▶ [Stored records]
++++++

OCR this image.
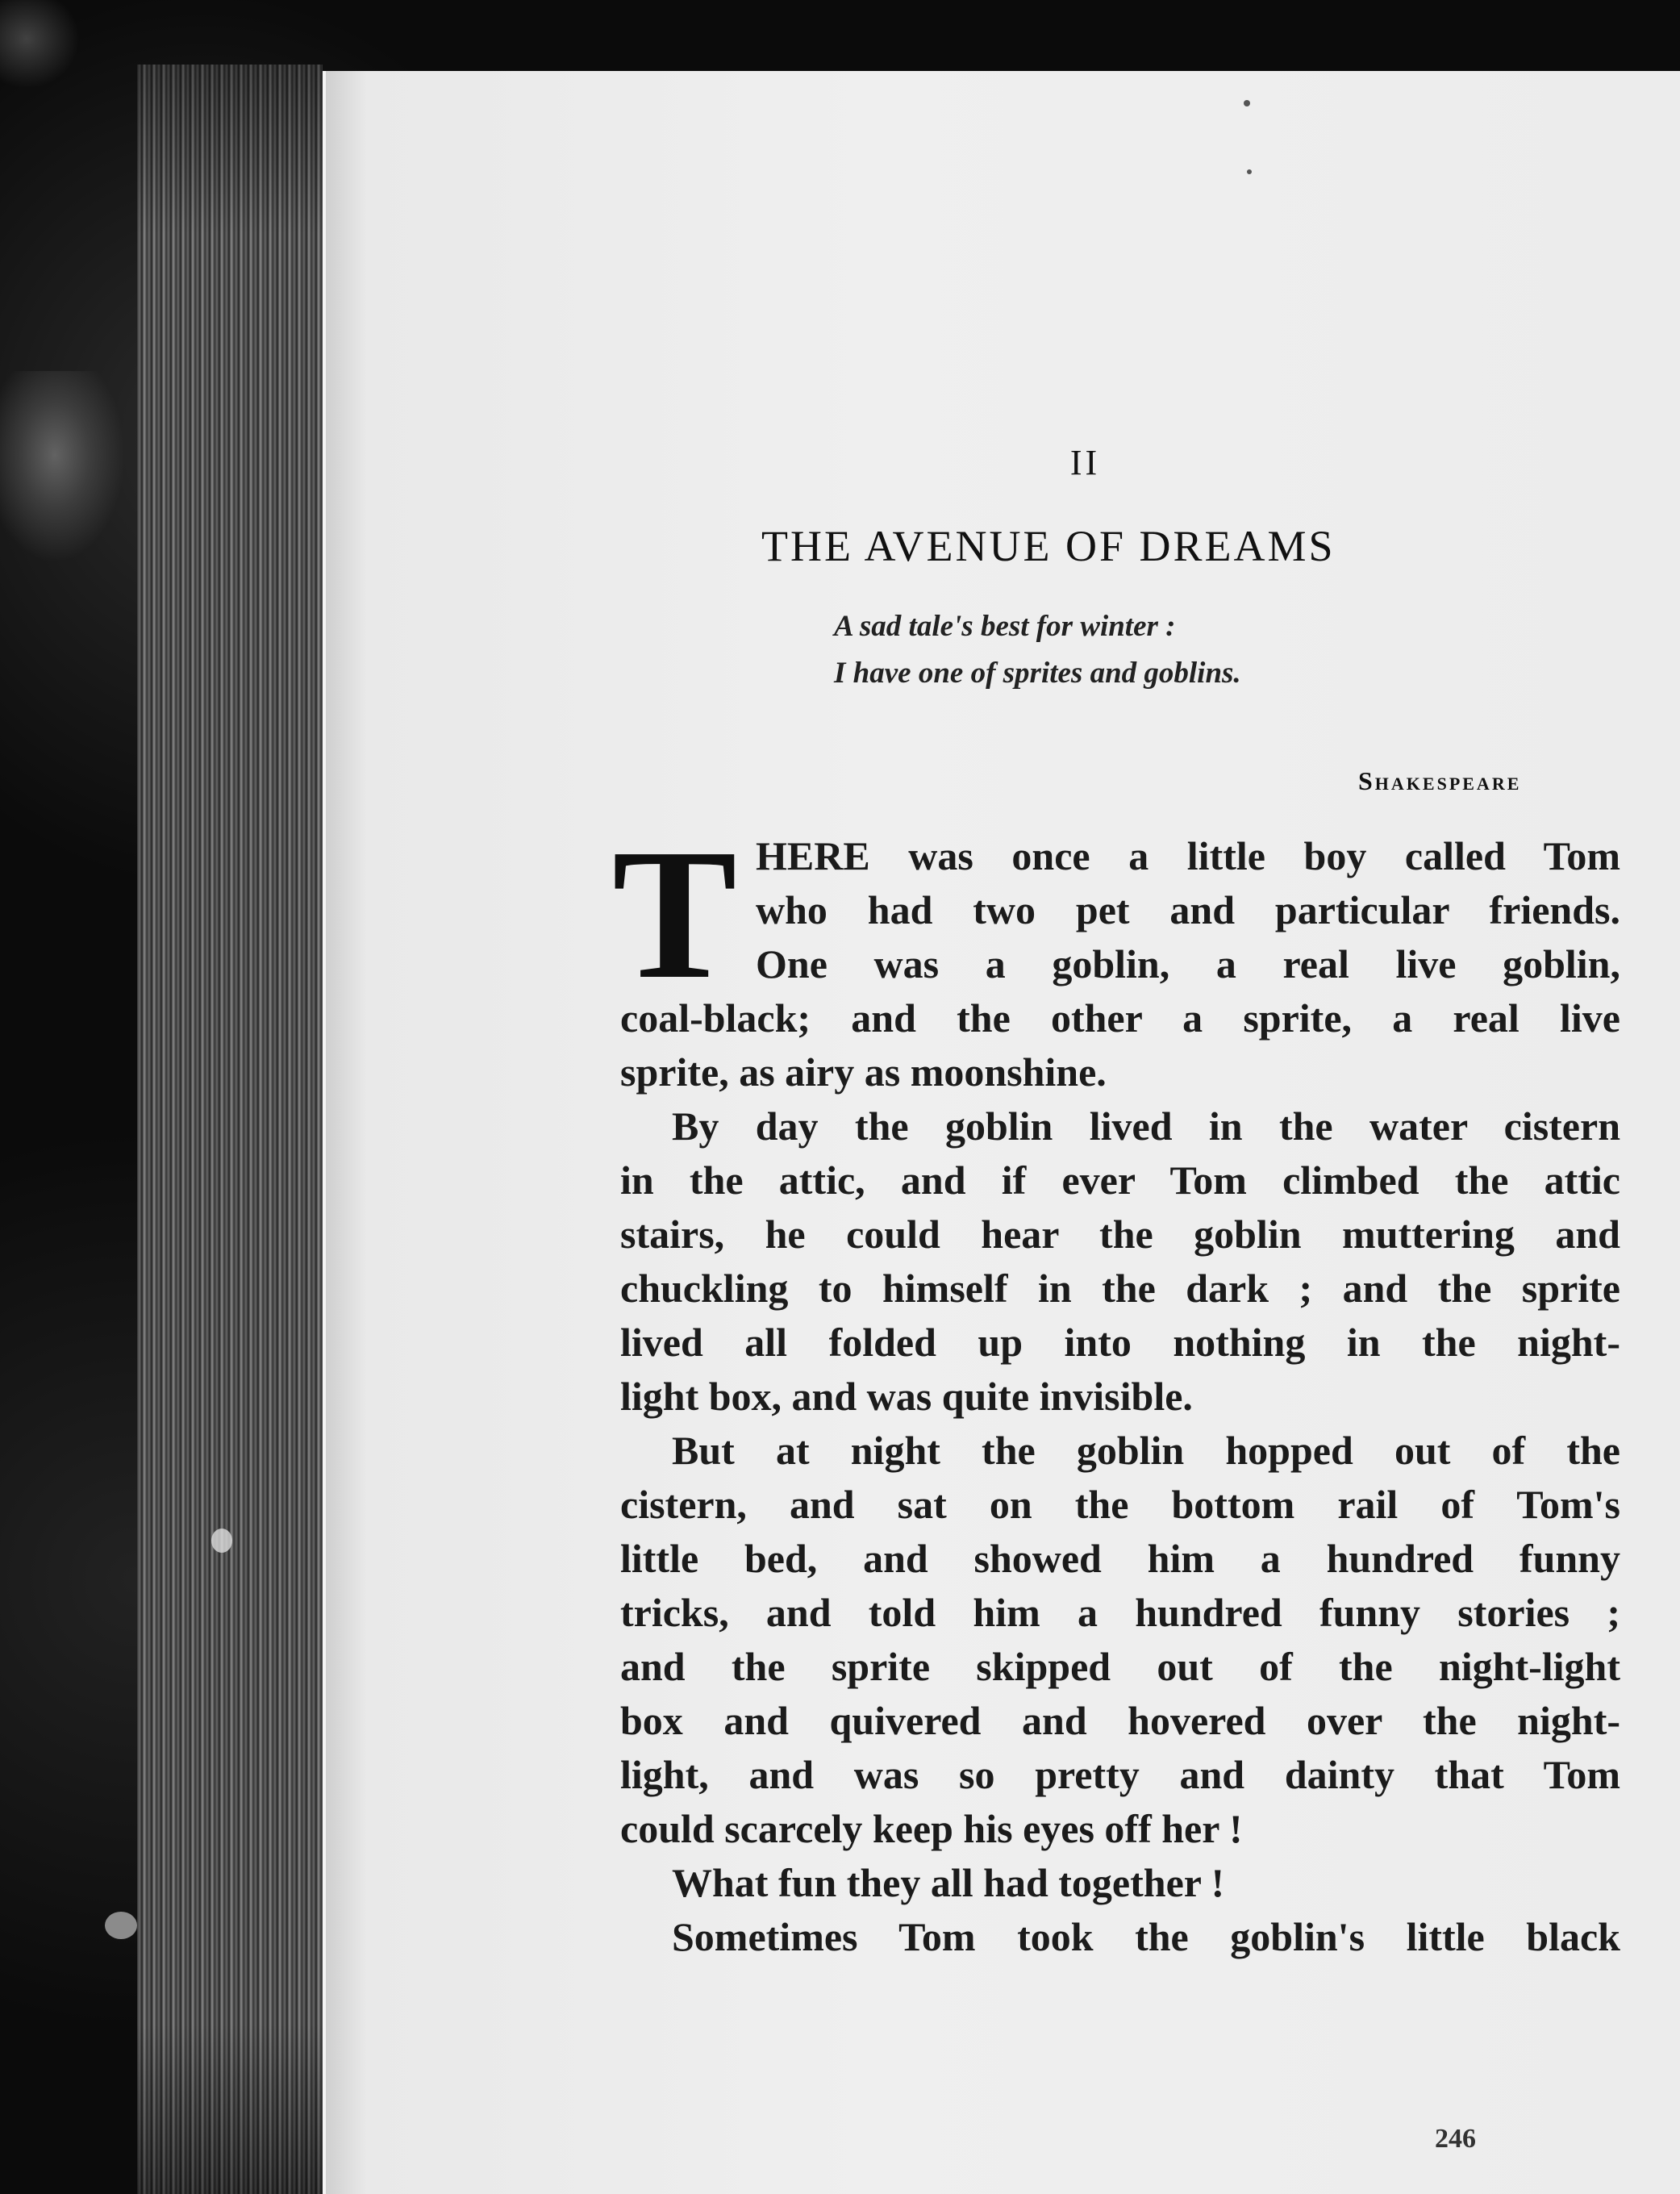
II
THE AVENUE OF DREAMS
A sad tale's best for winter :
I have one of sprites and goblins.
Shakespeare
T HERE was once a little boy called Tom
who had two pet and particular friends.
One was a goblin, a real live goblin,
coal-black; and the other a sprite, a real live
sprite, as airy as moonshine.
By day the goblin lived in the water cistern
in the attic, and if ever Tom climbed the attic
stairs, he could hear the goblin muttering and
chuckling to himself in the dark ; and the sprite
lived all folded up into nothing in the night-
light box, and was quite invisible.
But at night the goblin hopped out of the
cistern, and sat on the bottom rail of Tom's
little bed, and showed him a hundred funny
tricks, and told him a hundred funny stories ;
and the sprite skipped out of the night-light
box and quivered and hovered over the night-
light, and was so pretty and dainty that Tom
could scarcely keep his eyes off her !
What fun they all had together !
Sometimes Tom took the goblin's little black
246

++++++

▶ [Instructions for the task] Look through the records and gather every line containing "funny".

▶ [Solution to this problem]
little bed, and showed him a hundred funny
tricks, and told him a hundred funny stories ;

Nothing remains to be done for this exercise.